## [What needs to be done]
Repeat, without any change, the entries presented below.

## [Information supplied]
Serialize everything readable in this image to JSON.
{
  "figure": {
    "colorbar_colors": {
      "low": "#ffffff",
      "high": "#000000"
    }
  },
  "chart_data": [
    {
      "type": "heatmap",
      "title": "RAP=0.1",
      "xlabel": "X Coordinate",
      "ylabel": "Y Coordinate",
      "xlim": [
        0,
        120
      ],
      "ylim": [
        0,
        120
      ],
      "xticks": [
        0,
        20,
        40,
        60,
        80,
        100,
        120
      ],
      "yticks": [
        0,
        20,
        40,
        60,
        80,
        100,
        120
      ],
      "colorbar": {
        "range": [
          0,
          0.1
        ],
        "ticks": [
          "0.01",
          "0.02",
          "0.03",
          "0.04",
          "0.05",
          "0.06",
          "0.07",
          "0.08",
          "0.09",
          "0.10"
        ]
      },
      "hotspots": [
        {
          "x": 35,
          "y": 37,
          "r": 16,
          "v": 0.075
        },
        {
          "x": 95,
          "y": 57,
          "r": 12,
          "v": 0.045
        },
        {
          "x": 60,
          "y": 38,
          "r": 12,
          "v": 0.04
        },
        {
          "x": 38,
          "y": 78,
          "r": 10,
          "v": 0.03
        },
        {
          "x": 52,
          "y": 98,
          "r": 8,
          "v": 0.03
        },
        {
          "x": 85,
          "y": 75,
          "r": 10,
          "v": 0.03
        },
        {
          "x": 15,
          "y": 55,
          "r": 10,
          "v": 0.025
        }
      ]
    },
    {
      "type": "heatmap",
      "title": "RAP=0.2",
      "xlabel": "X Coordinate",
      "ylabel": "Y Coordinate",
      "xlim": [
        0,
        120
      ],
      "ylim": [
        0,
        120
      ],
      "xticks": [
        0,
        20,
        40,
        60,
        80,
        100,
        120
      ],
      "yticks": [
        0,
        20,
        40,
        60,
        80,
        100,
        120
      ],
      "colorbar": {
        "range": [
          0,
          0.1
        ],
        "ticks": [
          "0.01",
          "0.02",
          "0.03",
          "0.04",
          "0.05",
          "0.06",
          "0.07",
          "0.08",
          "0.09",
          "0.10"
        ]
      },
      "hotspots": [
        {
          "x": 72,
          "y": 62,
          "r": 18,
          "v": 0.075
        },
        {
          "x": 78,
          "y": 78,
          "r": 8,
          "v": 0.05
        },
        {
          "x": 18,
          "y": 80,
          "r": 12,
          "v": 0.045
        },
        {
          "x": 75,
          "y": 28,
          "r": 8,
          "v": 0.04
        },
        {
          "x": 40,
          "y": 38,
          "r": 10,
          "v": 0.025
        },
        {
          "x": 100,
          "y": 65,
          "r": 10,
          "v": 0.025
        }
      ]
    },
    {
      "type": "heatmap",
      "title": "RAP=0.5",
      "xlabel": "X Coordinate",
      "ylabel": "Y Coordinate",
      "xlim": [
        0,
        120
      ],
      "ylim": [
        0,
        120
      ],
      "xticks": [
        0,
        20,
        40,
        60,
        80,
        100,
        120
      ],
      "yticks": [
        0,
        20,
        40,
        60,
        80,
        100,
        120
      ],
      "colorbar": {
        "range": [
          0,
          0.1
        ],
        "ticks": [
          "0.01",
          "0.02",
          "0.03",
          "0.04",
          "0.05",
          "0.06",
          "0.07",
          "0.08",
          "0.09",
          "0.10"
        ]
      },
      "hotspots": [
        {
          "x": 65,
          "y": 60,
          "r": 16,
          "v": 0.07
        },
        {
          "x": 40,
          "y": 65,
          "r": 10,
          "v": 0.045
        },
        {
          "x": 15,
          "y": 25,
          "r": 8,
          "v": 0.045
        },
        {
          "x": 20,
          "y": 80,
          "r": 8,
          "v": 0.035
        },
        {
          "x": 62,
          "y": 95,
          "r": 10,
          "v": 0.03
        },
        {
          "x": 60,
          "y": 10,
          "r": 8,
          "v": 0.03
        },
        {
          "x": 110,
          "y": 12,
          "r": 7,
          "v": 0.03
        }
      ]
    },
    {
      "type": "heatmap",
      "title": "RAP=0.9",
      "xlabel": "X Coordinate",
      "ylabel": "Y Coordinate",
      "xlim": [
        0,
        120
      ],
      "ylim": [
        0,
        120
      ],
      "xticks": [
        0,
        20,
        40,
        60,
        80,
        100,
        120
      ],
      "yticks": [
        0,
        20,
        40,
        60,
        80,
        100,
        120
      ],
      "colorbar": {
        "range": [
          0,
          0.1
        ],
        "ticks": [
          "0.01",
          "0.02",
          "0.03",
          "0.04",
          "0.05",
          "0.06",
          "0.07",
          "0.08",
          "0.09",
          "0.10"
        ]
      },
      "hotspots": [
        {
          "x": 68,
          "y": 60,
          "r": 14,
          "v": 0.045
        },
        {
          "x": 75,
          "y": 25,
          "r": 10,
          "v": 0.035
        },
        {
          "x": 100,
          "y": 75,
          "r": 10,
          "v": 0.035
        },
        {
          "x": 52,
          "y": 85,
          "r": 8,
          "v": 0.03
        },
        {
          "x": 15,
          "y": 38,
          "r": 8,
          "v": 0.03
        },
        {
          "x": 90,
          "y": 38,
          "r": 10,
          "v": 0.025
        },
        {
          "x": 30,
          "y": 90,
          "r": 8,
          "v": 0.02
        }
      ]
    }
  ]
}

## [Answer for the task]
Serialize everything readable in this image to JSON.
{
  "figure": {
    "colorbar_colors": {
      "low": "#ffffff",
      "high": "#000000"
    }
  },
  "chart_data": [
    {
      "type": "heatmap",
      "title": "RAP=0.1",
      "xlabel": "X Coordinate",
      "ylabel": "Y Coordinate",
      "xlim": [
        0,
        120
      ],
      "ylim": [
        0,
        120
      ],
      "xticks": [
        0,
        20,
        40,
        60,
        80,
        100,
        120
      ],
      "yticks": [
        0,
        20,
        40,
        60,
        80,
        100,
        120
      ],
      "colorbar": {
        "range": [
          0,
          0.1
        ],
        "ticks": [
          "0.01",
          "0.02",
          "0.03",
          "0.04",
          "0.05",
          "0.06",
          "0.07",
          "0.08",
          "0.09",
          "0.10"
        ]
      },
      "hotspots": [
        {
          "x": 35,
          "y": 37,
          "r": 16,
          "v": 0.075
        },
        {
          "x": 95,
          "y": 57,
          "r": 12,
          "v": 0.045
        },
        {
          "x": 60,
          "y": 38,
          "r": 12,
          "v": 0.04
        },
        {
          "x": 38,
          "y": 78,
          "r": 10,
          "v": 0.03
        },
        {
          "x": 52,
          "y": 98,
          "r": 8,
          "v": 0.03
        },
        {
          "x": 85,
          "y": 75,
          "r": 10,
          "v": 0.03
        },
        {
          "x": 15,
          "y": 55,
          "r": 10,
          "v": 0.025
        }
      ]
    },
    {
      "type": "heatmap",
      "title": "RAP=0.2",
      "xlabel": "X Coordinate",
      "ylabel": "Y Coordinate",
      "xlim": [
        0,
        120
      ],
      "ylim": [
        0,
        120
      ],
      "xticks": [
        0,
        20,
        40,
        60,
        80,
        100,
        120
      ],
      "yticks": [
        0,
        20,
        40,
        60,
        80,
        100,
        120
      ],
      "colorbar": {
        "range": [
          0,
          0.1
        ],
        "ticks": [
          "0.01",
          "0.02",
          "0.03",
          "0.04",
          "0.05",
          "0.06",
          "0.07",
          "0.08",
          "0.09",
          "0.10"
        ]
      },
      "hotspots": [
        {
          "x": 72,
          "y": 62,
          "r": 18,
          "v": 0.075
        },
        {
          "x": 78,
          "y": 78,
          "r": 8,
          "v": 0.05
        },
        {
          "x": 18,
          "y": 80,
          "r": 12,
          "v": 0.045
        },
        {
          "x": 75,
          "y": 28,
          "r": 8,
          "v": 0.04
        },
        {
          "x": 40,
          "y": 38,
          "r": 10,
          "v": 0.025
        },
        {
          "x": 100,
          "y": 65,
          "r": 10,
          "v": 0.025
        }
      ]
    },
    {
      "type": "heatmap",
      "title": "RAP=0.5",
      "xlabel": "X Coordinate",
      "ylabel": "Y Coordinate",
      "xlim": [
        0,
        120
      ],
      "ylim": [
        0,
        120
      ],
      "xticks": [
        0,
        20,
        40,
        60,
        80,
        100,
        120
      ],
      "yticks": [
        0,
        20,
        40,
        60,
        80,
        100,
        120
      ],
      "colorbar": {
        "range": [
          0,
          0.1
        ],
        "ticks": [
          "0.01",
          "0.02",
          "0.03",
          "0.04",
          "0.05",
          "0.06",
          "0.07",
          "0.08",
          "0.09",
          "0.10"
        ]
      },
      "hotspots": [
        {
          "x": 65,
          "y": 60,
          "r": 16,
          "v": 0.07
        },
        {
          "x": 40,
          "y": 65,
          "r": 10,
          "v": 0.045
        },
        {
          "x": 15,
          "y": 25,
          "r": 8,
          "v": 0.045
        },
        {
          "x": 20,
          "y": 80,
          "r": 8,
          "v": 0.035
        },
        {
          "x": 62,
          "y": 95,
          "r": 10,
          "v": 0.03
        },
        {
          "x": 60,
          "y": 10,
          "r": 8,
          "v": 0.03
        },
        {
          "x": 110,
          "y": 12,
          "r": 7,
          "v": 0.03
        }
      ]
    },
    {
      "type": "heatmap",
      "title": "RAP=0.9",
      "xlabel": "X Coordinate",
      "ylabel": "Y Coordinate",
      "xlim": [
        0,
        120
      ],
      "ylim": [
        0,
        120
      ],
      "xticks": [
        0,
        20,
        40,
        60,
        80,
        100,
        120
      ],
      "yticks": [
        0,
        20,
        40,
        60,
        80,
        100,
        120
      ],
      "colorbar": {
        "range": [
          0,
          0.1
        ],
        "ticks": [
          "0.01",
          "0.02",
          "0.03",
          "0.04",
          "0.05",
          "0.06",
          "0.07",
          "0.08",
          "0.09",
          "0.10"
        ]
      },
      "hotspots": [
        {
          "x": 68,
          "y": 60,
          "r": 14,
          "v": 0.045
        },
        {
          "x": 75,
          "y": 25,
          "r": 10,
          "v": 0.035
        },
        {
          "x": 100,
          "y": 75,
          "r": 10,
          "v": 0.035
        },
        {
          "x": 52,
          "y": 85,
          "r": 8,
          "v": 0.03
        },
        {
          "x": 15,
          "y": 38,
          "r": 8,
          "v": 0.03
        },
        {
          "x": 90,
          "y": 38,
          "r": 10,
          "v": 0.025
        },
        {
          "x": 30,
          "y": 90,
          "r": 8,
          "v": 0.02
        }
      ]
    }
  ]
}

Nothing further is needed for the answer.